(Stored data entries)
+++++

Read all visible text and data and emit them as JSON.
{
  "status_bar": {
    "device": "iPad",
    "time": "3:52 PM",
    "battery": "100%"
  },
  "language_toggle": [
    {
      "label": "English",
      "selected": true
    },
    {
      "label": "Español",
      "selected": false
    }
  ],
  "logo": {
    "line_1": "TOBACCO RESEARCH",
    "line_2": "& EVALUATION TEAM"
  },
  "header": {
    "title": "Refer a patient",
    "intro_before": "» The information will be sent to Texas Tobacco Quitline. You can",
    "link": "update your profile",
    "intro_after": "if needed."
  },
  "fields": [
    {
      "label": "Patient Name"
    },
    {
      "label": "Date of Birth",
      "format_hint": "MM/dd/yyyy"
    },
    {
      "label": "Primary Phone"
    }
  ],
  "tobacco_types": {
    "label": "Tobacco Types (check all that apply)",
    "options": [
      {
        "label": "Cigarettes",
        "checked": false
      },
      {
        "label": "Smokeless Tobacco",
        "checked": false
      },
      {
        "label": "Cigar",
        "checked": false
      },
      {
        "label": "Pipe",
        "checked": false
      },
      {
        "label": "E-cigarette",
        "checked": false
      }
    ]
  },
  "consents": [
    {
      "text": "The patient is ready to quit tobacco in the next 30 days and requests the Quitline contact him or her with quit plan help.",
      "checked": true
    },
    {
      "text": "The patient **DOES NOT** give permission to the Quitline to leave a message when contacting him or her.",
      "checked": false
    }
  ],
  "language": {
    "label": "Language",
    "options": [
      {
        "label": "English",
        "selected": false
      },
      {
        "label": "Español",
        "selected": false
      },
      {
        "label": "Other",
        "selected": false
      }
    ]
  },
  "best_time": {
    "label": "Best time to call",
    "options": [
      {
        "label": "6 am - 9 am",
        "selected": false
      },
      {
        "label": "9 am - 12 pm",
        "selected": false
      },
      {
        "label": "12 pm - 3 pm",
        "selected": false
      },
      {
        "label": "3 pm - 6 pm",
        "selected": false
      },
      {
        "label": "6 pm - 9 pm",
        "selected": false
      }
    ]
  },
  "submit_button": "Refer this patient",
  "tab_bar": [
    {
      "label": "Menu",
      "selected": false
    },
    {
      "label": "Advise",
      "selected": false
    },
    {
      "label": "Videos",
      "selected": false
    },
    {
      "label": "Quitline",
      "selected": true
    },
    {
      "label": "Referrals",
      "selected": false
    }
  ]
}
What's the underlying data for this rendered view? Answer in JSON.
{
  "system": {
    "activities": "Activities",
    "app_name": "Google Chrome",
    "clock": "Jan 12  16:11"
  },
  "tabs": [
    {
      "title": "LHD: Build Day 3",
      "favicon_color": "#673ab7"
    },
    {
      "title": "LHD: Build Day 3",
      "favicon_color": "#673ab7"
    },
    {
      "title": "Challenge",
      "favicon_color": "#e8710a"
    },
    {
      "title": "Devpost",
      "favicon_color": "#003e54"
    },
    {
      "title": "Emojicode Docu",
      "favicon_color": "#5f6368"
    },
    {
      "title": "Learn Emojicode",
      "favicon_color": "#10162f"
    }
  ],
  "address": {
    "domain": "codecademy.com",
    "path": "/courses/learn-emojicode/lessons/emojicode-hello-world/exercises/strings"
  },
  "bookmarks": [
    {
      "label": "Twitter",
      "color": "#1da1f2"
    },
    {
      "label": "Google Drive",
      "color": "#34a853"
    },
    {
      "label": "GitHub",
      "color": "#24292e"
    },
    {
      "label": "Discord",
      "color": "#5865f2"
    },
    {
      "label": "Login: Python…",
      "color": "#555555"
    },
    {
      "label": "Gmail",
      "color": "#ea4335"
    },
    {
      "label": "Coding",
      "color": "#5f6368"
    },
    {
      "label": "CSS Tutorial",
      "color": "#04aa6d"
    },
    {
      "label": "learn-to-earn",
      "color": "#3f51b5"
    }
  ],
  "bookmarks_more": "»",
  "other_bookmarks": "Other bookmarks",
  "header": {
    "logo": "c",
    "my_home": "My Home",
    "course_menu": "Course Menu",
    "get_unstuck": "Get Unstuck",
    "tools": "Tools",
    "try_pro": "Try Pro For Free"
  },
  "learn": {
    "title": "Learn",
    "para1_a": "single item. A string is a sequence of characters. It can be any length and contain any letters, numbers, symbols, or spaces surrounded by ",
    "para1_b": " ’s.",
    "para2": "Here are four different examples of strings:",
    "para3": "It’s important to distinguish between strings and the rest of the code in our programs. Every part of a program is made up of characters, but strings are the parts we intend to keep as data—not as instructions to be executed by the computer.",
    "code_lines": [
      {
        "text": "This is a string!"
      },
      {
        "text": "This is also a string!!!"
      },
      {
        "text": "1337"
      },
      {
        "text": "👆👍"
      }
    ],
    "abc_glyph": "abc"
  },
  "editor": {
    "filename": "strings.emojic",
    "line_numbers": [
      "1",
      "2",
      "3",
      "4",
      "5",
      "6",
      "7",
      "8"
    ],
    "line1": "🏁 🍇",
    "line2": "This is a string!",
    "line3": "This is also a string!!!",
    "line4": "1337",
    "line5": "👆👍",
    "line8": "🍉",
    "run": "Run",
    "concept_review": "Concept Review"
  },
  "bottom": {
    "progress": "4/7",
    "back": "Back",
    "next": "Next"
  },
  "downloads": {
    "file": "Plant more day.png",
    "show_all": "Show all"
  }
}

+++++

Set problem
Each line above that holds the string "next" should be copied and shown.

Full solution
      "text": "The patient is ready to quit tobacco in the next 30 days and requests the Quitline contact him or her with quit plan help.",
    "next": "Next"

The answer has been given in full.